Input rows:
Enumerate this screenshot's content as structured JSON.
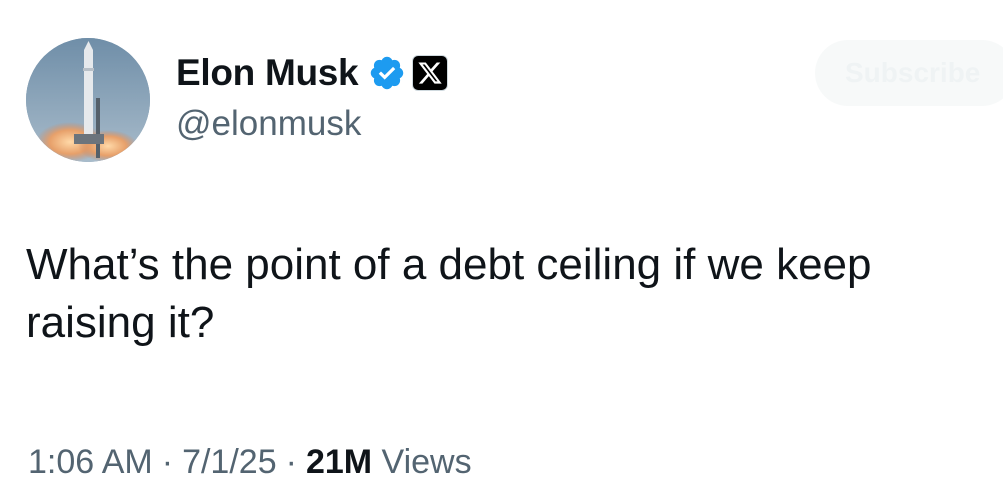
{
  "author": {
    "display_name": "Elon Musk",
    "handle": "@elonmusk",
    "avatar_icon": "rocket-launch-icon",
    "verified_icon": "verified-badge-icon",
    "affiliate_icon": "x-logo-icon",
    "verified_color": "#1d9bf0"
  },
  "subscribe_button": {
    "label": "Subscribe"
  },
  "tweet": {
    "text": "What’s the point of a debt ceiling if we keep raising it?"
  },
  "meta": {
    "time": "1:06 AM",
    "separator": "·",
    "date": "7/1/25",
    "views_count": "21M",
    "views_label": "Views"
  }
}
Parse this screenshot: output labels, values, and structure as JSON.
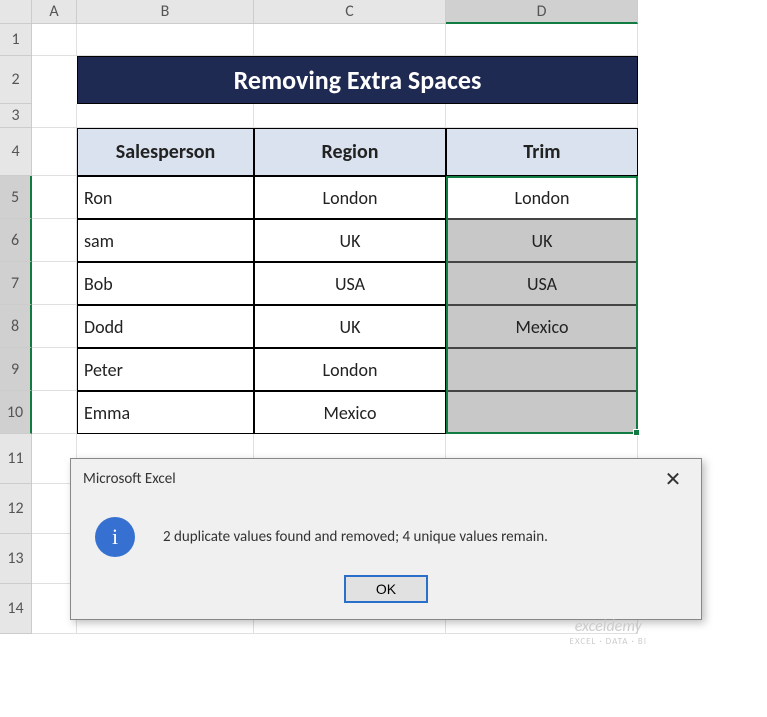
{
  "columns": [
    "A",
    "B",
    "C",
    "D"
  ],
  "rows": [
    "1",
    "2",
    "3",
    "4",
    "5",
    "6",
    "7",
    "8",
    "9",
    "10",
    "11",
    "12",
    "13",
    "14"
  ],
  "active_col": "D",
  "active_rows": [
    "5",
    "6",
    "7",
    "8",
    "9",
    "10"
  ],
  "title": "Removing Extra Spaces",
  "table": {
    "headers": [
      "Salesperson",
      "Region",
      "Trim"
    ],
    "data": [
      {
        "salesperson": "Ron",
        "region": "London",
        "trim": "London",
        "shaded": false
      },
      {
        "salesperson": "sam",
        "region": "UK",
        "trim": "UK",
        "shaded": true
      },
      {
        "salesperson": "Bob",
        "region": "USA",
        "trim": "USA",
        "shaded": true
      },
      {
        "salesperson": "Dodd",
        "region": "UK",
        "trim": "Mexico",
        "shaded": true
      },
      {
        "salesperson": "Peter",
        "region": "London",
        "trim": "",
        "shaded": true
      },
      {
        "salesperson": "Emma",
        "region": "Mexico",
        "trim": "",
        "shaded": true
      }
    ]
  },
  "dialog": {
    "title": "Microsoft Excel",
    "message": "2 duplicate values found and removed; 4 unique values remain.",
    "ok": "OK"
  },
  "watermark": {
    "brand": "exceldemy",
    "tagline": "EXCEL · DATA · BI"
  }
}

Task goal: Copy out each line word for word, please, skipping the images.

Written response:
Enumerate this screenshot's content as structured JSON.
{
  "author": {
    "display_name": "Elon Musk",
    "handle": "@elonmusk",
    "avatar_icon": "rocket-launch-icon",
    "verified_icon": "verified-badge-icon",
    "affiliate_icon": "x-logo-icon",
    "verified_color": "#1d9bf0"
  },
  "subscribe_button": {
    "label": "Subscribe"
  },
  "tweet": {
    "text": "What’s the point of a debt ceiling if we keep raising it?"
  },
  "meta": {
    "time": "1:06 AM",
    "separator": "·",
    "date": "7/1/25",
    "views_count": "21M",
    "views_label": "Views"
  }
}
Parse this screenshot: output labels, values, and structure as JSON.
{
  "columns": [
    "A",
    "B",
    "C",
    "D"
  ],
  "rows": [
    "1",
    "2",
    "3",
    "4",
    "5",
    "6",
    "7",
    "8",
    "9",
    "10",
    "11",
    "12",
    "13",
    "14"
  ],
  "active_col": "D",
  "active_rows": [
    "5",
    "6",
    "7",
    "8",
    "9",
    "10"
  ],
  "title": "Removing Extra Spaces",
  "table": {
    "headers": [
      "Salesperson",
      "Region",
      "Trim"
    ],
    "data": [
      {
        "salesperson": "Ron",
        "region": "London",
        "trim": "London",
        "shaded": false
      },
      {
        "salesperson": "sam",
        "region": "UK",
        "trim": "UK",
        "shaded": true
      },
      {
        "salesperson": "Bob",
        "region": "USA",
        "trim": "USA",
        "shaded": true
      },
      {
        "salesperson": "Dodd",
        "region": "UK",
        "trim": "Mexico",
        "shaded": true
      },
      {
        "salesperson": "Peter",
        "region": "London",
        "trim": "",
        "shaded": true
      },
      {
        "salesperson": "Emma",
        "region": "Mexico",
        "trim": "",
        "shaded": true
      }
    ]
  },
  "dialog": {
    "title": "Microsoft Excel",
    "message": "2 duplicate values found and removed; 4 unique values remain.",
    "ok": "OK"
  },
  "watermark": {
    "brand": "exceldemy",
    "tagline": "EXCEL · DATA · BI"
  }
}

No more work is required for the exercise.